Your task is to give the listing below back word for word, pictures excluded.

==================================================

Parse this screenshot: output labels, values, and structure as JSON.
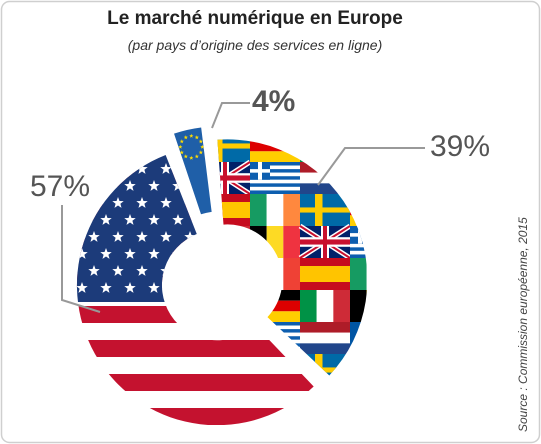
{
  "chart_data": {
    "type": "pie",
    "title": "Le marché numérique en Europe",
    "subtitle": "(par pays d’origine des services en ligne)",
    "source": "Source : Commission européenne, 2015",
    "values": [
      4,
      39,
      57
    ],
    "value_labels": [
      "4%",
      "39%",
      "57%"
    ]
  }
}
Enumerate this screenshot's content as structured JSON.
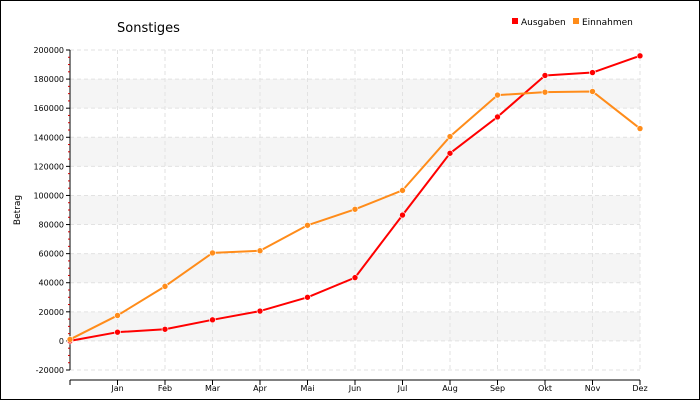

==================================================

THE OUTPUT:
Parse this screenshot: output labels, values, and structure as JSON.
{
  "chart_data": {
    "type": "pie",
    "title": "Le marché numérique en Europe",
    "subtitle": "(par pays d’origine des services en ligne)",
    "source": "Source : Commission européenne, 2015",
    "values": [
      4,
      39,
      57
    ],
    "value_labels": [
      "4%",
      "39%",
      "57%"
    ]
  }
}
Enumerate this screenshot's content as structured JSON.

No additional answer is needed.